### Objective
Gather the lines below that include the string "固定资产", copying each in full.

(Figure collection entries)
•••
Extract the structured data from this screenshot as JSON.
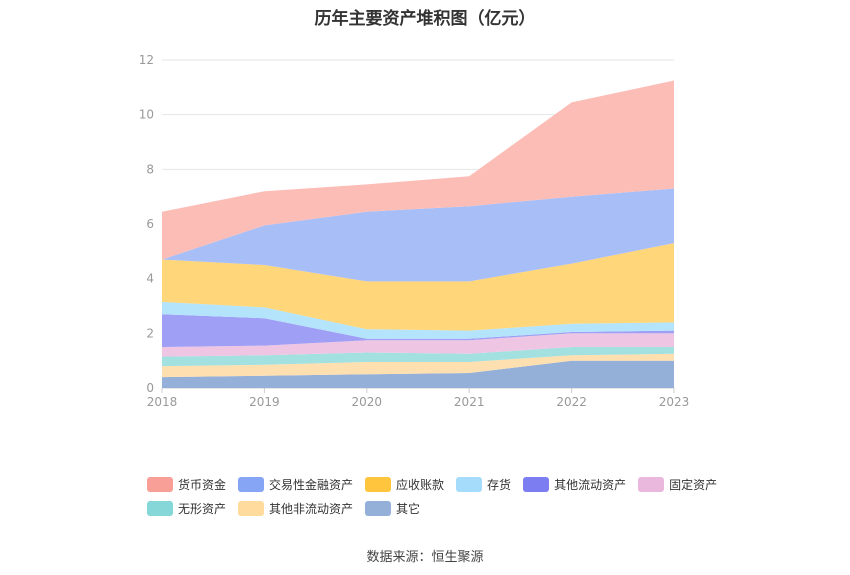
{
  "chart_data": {
    "type": "area",
    "stacked": true,
    "title": "历年主要资产堆积图（亿元）",
    "xlabel": "",
    "ylabel": "",
    "ylim": [
      0,
      12
    ],
    "yticks": [
      0,
      2,
      4,
      6,
      8,
      10,
      12
    ],
    "grid": true,
    "legend_position": "bottom",
    "categories": [
      "2018",
      "2019",
      "2020",
      "2021",
      "2022",
      "2023"
    ],
    "series": [
      {
        "name": "其它",
        "color": "#94b0d9",
        "values": [
          0.4,
          0.45,
          0.5,
          0.55,
          1.0,
          1.0
        ]
      },
      {
        "name": "其他非流动资产",
        "color": "#fedfb0",
        "values": [
          0.4,
          0.4,
          0.45,
          0.4,
          0.2,
          0.25
        ]
      },
      {
        "name": "无形资产",
        "color": "#a3e0e0",
        "values": [
          0.35,
          0.35,
          0.35,
          0.3,
          0.3,
          0.25
        ]
      },
      {
        "name": "固定资产",
        "color": "#eec6e3",
        "values": [
          0.35,
          0.35,
          0.45,
          0.5,
          0.5,
          0.5
        ]
      },
      {
        "name": "其他流动资产",
        "color": "#9e9ff5",
        "values": [
          1.2,
          1.0,
          0.05,
          0.05,
          0.05,
          0.1
        ]
      },
      {
        "name": "存货",
        "color": "#b3e4fc",
        "values": [
          0.45,
          0.4,
          0.35,
          0.3,
          0.3,
          0.3
        ]
      },
      {
        "name": "应收账款",
        "color": "#ffd67a",
        "values": [
          1.55,
          1.55,
          1.75,
          1.8,
          2.2,
          2.9
        ]
      },
      {
        "name": "交易性金融资产",
        "color": "#a8bef7",
        "values": [
          0.0,
          1.45,
          2.55,
          2.75,
          2.45,
          2.0
        ]
      },
      {
        "name": "货币资金",
        "color": "#fdbdb7",
        "values": [
          1.75,
          1.25,
          1.0,
          1.1,
          3.45,
          3.95
        ]
      }
    ],
    "legend_order": [
      "货币资金",
      "交易性金融资产",
      "应收账款",
      "存货",
      "其他流动资产",
      "固定资产",
      "无形资产",
      "其他非流动资产",
      "其它"
    ],
    "legend_colors": {
      "货币资金": "#f8a097",
      "交易性金融资产": "#87a5f5",
      "应收账款": "#ffc53d",
      "存货": "#a6dcfb",
      "其他流动资产": "#7b7df0",
      "固定资产": "#eab8dc",
      "无形资产": "#86d8d8",
      "其他非流动资产": "#ffdb9e",
      "其它": "#94b0d9"
    }
  },
  "legend": {
    "row1": [
      {
        "label": "货币资金",
        "color": "#f8a097"
      },
      {
        "label": "交易性金融资产",
        "color": "#87a5f5"
      },
      {
        "label": "应收账款",
        "color": "#ffc53d"
      },
      {
        "label": "存货",
        "color": "#a6dcfb"
      },
      {
        "label": "其他流动资产",
        "color": "#7b7df0"
      },
      {
        "label": "固定资产",
        "color": "#eab8dc"
      }
    ],
    "row2": [
      {
        "label": "无形资产",
        "color": "#86d8d8"
      },
      {
        "label": "其他非流动资产",
        "color": "#ffdb9e"
      },
      {
        "label": "其它",
        "color": "#94b0d9"
      }
    ]
  },
  "source_note": "数据来源：恒生聚源"
}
•••
### Answer to the exercise
        "name": "固定资产",
      "固定资产",
      "固定资产": "#eab8dc",
        "label": "固定资产",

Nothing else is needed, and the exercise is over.